**Document extract**
····················

[PATCH] D146973: [Clang] Implicitly include LLVM libc headers for the GPU

Mon Mar 27 13:57:09 PDT 2023

tra added inline comments.

================
Comment at: clang/lib/Driver/ToolChains/Clang.cpp:1230
+      llvm::sys::path::append(P, "llvm-libc");
+      CmdArgs.push_back("-c-isystem");
+      CmdArgs.push_back(Args.MakeArgString(P));
----------------
jhuber6 wrote:
> sivachandra wrote:
> > tra wrote:
> > > sivachandra wrote:
> > > > jhuber6 wrote:
> > > > > tra wrote:
> > > > > > jhuber6 wrote:
> > > > > > > tra wrote:
> > > > > > > > Ensuring the right include order will be tricky. Interaction between the headers provided by llvm-libc vs the system headers will be interesting if we end up mixing the headers. It may be less problematic compared to the C++ standard library, but I doubt that mixing two implementations would work well here, either. 
> > > > > > > > 
> > > > > > > > So, the major question I have -- does adding include path here guarantees that we're not picking up the host headers? I do not see any changes that would exclude system headers from include paths.
> > > > > > > > If we do have include paths leading to both llvm-libc and the host headers, what's expected to happen if user code ends up including a header that's not present in  llvm-libc? Is that possible?
> > > > > > > > 
> > > > > > > Right now I'm just kind of relying on an expectation that since this will be the first `c-isystem` path set, then it will pull in these libraries first if they exist. It's not captured by the tests, but compiling with `-v` shows this path being used first in my experience. So, theoretically, if there is an implementation of said header in this location, it will be picked up before anything else. Otherwise it'll just search the other standard locations.
> > > > > > I think this will be a problem. We're cross-compiling here and for that to work reliably we need to make sure that only target headers are in effect. The problem is that we likely just do not have sufficiently complete set of headers for the GPU. Do we? I have no idea what exactly llvm-libc provides and whether it is sufficient for normal user code to cross-compile for a GPU. 
> > > > > > 
> > > > > > It would be interesting to try to compile some C++ code which would include commonly used, but generally target-agnostic, headers like <vector> <complex> <algorithm>, etc and check whether we end up pulling in any system headers. Then check what happens if we do not have system headers available at all.
> > > > > No, it's definitely not complete. Some headers work on the GPU, most break in some way or another. The only ones `llvm-libc` provides currently is `string.h` and `ctype.h`. But, I figured this wouldn't be a problem since it would just go to the system headers anyway if we didn't provide them. So we are merely replacing maybe broken with probably works.
> > > > > 
> > > > > I was talking with Johannes and he brings up other issues about the idea of host-device compatibility between these headers. Since, fundamentally, right now `libc` generates its own headers and needs to generate its own headers to function. But there can be a problem when migrating data between the host and the device is the headers on the host differ somewhat to those on the device. I'm not sure what a good overall solution to that problem is.

····················

**Written problem 1**
Summarize the patch discussion in two sentences.
**Written problem 2**
For each statement, say yes or no to whether it agrees with the patch discussion, and quote the words from it that decide: (a) llvm-libc currently provides only the `string.h` and `ctype.h` headers; (b) the tests confirm that the llvm-libc path is searched first; (c) the patch contains changes that exclude system headers from the include paths.

**Data lines**
····················

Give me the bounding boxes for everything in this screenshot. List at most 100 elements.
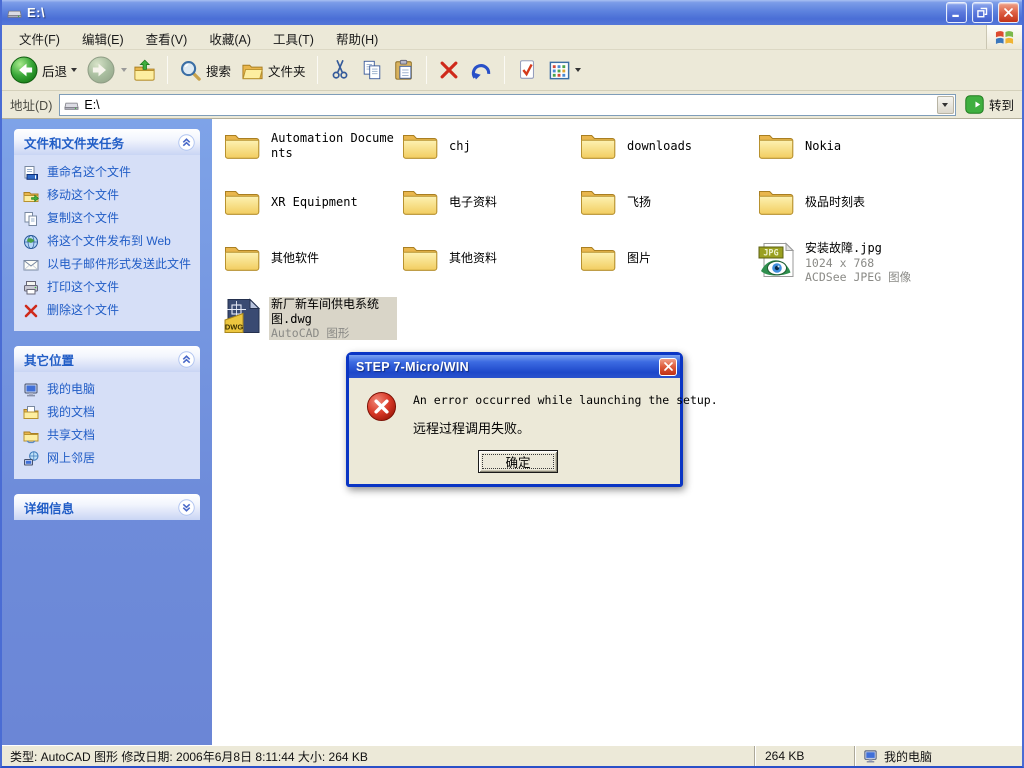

····················

**Correct answer 1**
A reviewer asks whether adding the llvm-libc include path guarantees that host headers are not picked up, and the patch author replies that, as the first `c-isystem` path, it should be searched first, with the standard locations searched otherwise. The reviewer warns that reliable cross-compiling needs only target headers, and the author confirms that the llvm-libc set is not complete, currently providing only `string.h` and `ctype.h`.

**Correct answer 2**
(a) Yes: "The only ones `llvm-libc` provides currently is `string.h` and `ctype.h`."
(b) No: "It's not captured by the tests, but compiling with `-v` shows this path being used first in my experience."
(c) No: "I do not see any changes that would exclude system headers from include paths."